▽

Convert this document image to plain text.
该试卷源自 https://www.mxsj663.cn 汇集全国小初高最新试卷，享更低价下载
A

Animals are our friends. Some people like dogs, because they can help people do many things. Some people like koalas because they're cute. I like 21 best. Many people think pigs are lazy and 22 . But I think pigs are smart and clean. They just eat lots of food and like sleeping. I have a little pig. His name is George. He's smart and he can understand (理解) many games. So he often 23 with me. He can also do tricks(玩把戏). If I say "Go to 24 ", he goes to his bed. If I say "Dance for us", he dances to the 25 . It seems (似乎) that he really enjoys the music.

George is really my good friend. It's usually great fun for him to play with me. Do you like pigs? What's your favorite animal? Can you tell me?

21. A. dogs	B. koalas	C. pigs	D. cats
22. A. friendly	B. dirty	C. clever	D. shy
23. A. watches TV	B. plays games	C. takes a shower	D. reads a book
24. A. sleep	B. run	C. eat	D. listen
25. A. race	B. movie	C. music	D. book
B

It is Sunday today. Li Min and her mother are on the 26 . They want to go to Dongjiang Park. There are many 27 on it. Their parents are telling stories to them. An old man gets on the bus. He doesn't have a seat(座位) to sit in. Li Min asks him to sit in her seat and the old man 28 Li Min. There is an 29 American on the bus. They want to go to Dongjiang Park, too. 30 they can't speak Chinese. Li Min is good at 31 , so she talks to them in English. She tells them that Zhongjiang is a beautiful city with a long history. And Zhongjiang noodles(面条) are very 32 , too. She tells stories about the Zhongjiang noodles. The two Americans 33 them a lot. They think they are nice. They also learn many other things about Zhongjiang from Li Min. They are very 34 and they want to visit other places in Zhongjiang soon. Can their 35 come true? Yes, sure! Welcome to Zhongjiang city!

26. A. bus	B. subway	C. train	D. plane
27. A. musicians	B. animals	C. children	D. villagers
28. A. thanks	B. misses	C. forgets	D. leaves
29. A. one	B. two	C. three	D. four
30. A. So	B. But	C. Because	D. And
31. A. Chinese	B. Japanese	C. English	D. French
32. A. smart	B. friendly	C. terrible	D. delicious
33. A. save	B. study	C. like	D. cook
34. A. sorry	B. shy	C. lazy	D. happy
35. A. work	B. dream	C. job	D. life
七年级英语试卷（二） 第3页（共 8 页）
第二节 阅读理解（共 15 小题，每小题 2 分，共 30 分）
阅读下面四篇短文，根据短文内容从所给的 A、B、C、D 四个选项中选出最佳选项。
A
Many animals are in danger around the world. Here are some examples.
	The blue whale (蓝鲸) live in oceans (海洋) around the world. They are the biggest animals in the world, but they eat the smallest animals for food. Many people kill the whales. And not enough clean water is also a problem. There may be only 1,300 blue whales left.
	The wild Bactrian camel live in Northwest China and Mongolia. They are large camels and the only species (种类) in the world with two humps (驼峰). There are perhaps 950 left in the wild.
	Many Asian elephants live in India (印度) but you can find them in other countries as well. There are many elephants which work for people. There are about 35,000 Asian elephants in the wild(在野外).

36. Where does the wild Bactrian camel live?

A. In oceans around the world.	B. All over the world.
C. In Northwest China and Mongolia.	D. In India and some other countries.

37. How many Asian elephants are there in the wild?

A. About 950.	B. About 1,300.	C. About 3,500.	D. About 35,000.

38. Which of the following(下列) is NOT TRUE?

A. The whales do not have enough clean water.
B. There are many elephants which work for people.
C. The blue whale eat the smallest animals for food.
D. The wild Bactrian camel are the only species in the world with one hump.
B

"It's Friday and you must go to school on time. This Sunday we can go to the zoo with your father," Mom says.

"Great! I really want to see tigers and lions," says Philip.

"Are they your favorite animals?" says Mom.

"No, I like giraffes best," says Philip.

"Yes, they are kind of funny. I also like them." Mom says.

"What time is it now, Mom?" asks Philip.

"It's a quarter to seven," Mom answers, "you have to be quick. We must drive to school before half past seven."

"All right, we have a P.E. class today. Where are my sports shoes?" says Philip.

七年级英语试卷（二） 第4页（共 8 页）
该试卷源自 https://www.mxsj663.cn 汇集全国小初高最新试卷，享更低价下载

△

### TASK INSTRUCTIONS
Repeat the records exactly, including every line.

### TASK OUTPUT
Convert this document image to plain text.
该试卷源自 https://www.mxsj663.cn 汇集全国小初高最新试卷，享更低价下载
A

Animals are our friends. Some people like dogs, because they can help people do many things. Some people like koalas because they're cute. I like 21 best. Many people think pigs are lazy and 22 . But I think pigs are smart and clean. They just eat lots of food and like sleeping. I have a little pig. His name is George. He's smart and he can understand (理解) many games. So he often 23 with me. He can also do tricks(玩把戏). If I say "Go to 24 ", he goes to his bed. If I say "Dance for us", he dances to the 25 . It seems (似乎) that he really enjoys the music.

George is really my good friend. It's usually great fun for him to play with me. Do you like pigs? What's your favorite animal? Can you tell me?

21. A. dogs	B. koalas	C. pigs	D. cats
22. A. friendly	B. dirty	C. clever	D. shy
23. A. watches TV	B. plays games	C. takes a shower	D. reads a book
24. A. sleep	B. run	C. eat	D. listen
25. A. race	B. movie	C. music	D. book
B

It is Sunday today. Li Min and her mother are on the 26 . They want to go to Dongjiang Park. There are many 27 on it. Their parents are telling stories to them. An old man gets on the bus. He doesn't have a seat(座位) to sit in. Li Min asks him to sit in her seat and the old man 28 Li Min. There is an 29 American on the bus. They want to go to Dongjiang Park, too. 30 they can't speak Chinese. Li Min is good at 31 , so she talks to them in English. She tells them that Zhongjiang is a beautiful city with a long history. And Zhongjiang noodles(面条) are very 32 , too. She tells stories about the Zhongjiang noodles. The two Americans 33 them a lot. They think they are nice. They also learn many other things about Zhongjiang from Li Min. They are very 34 and they want to visit other places in Zhongjiang soon. Can their 35 come true? Yes, sure! Welcome to Zhongjiang city!

26. A. bus	B. subway	C. train	D. plane
27. A. musicians	B. animals	C. children	D. villagers
28. A. thanks	B. misses	C. forgets	D. leaves
29. A. one	B. two	C. three	D. four
30. A. So	B. But	C. Because	D. And
31. A. Chinese	B. Japanese	C. English	D. French
32. A. smart	B. friendly	C. terrible	D. delicious
33. A. save	B. study	C. like	D. cook
34. A. sorry	B. shy	C. lazy	D. happy
35. A. work	B. dream	C. job	D. life
七年级英语试卷（二） 第3页（共 8 页）
第二节 阅读理解（共 15 小题，每小题 2 分，共 30 分）
阅读下面四篇短文，根据短文内容从所给的 A、B、C、D 四个选项中选出最佳选项。
A
Many animals are in danger around the world. Here are some examples.
	The blue whale (蓝鲸) live in oceans (海洋) around the world. They are the biggest animals in the world, but they eat the smallest animals for food. Many people kill the whales. And not enough clean water is also a problem. There may be only 1,300 blue whales left.
	The wild Bactrian camel live in Northwest China and Mongolia. They are large camels and the only species (种类) in the world with two humps (驼峰). There are perhaps 950 left in the wild.
	Many Asian elephants live in India (印度) but you can find them in other countries as well. There are many elephants which work for people. There are about 35,000 Asian elephants in the wild(在野外).

36. Where does the wild Bactrian camel live?

A. In oceans around the world.	B. All over the world.
C. In Northwest China and Mongolia.	D. In India and some other countries.

37. How many Asian elephants are there in the wild?

A. About 950.	B. About 1,300.	C. About 3,500.	D. About 35,000.

38. Which of the following(下列) is NOT TRUE?

A. The whales do not have enough clean water.
B. There are many elephants which work for people.
C. The blue whale eat the smallest animals for food.
D. The wild Bactrian camel are the only species in the world with one hump.
B

"It's Friday and you must go to school on time. This Sunday we can go to the zoo with your father," Mom says.

"Great! I really want to see tigers and lions," says Philip.

"Are they your favorite animals?" says Mom.

"No, I like giraffes best," says Philip.

"Yes, they are kind of funny. I also like them." Mom says.

"What time is it now, Mom?" asks Philip.

"It's a quarter to seven," Mom answers, "you have to be quick. We must drive to school before half past seven."

"All right, we have a P.E. class today. Where are my sports shoes?" says Philip.

七年级英语试卷（二） 第4页（共 8 页）
该试卷源自 https://www.mxsj663.cn 汇集全国小初高最新试卷，享更低价下载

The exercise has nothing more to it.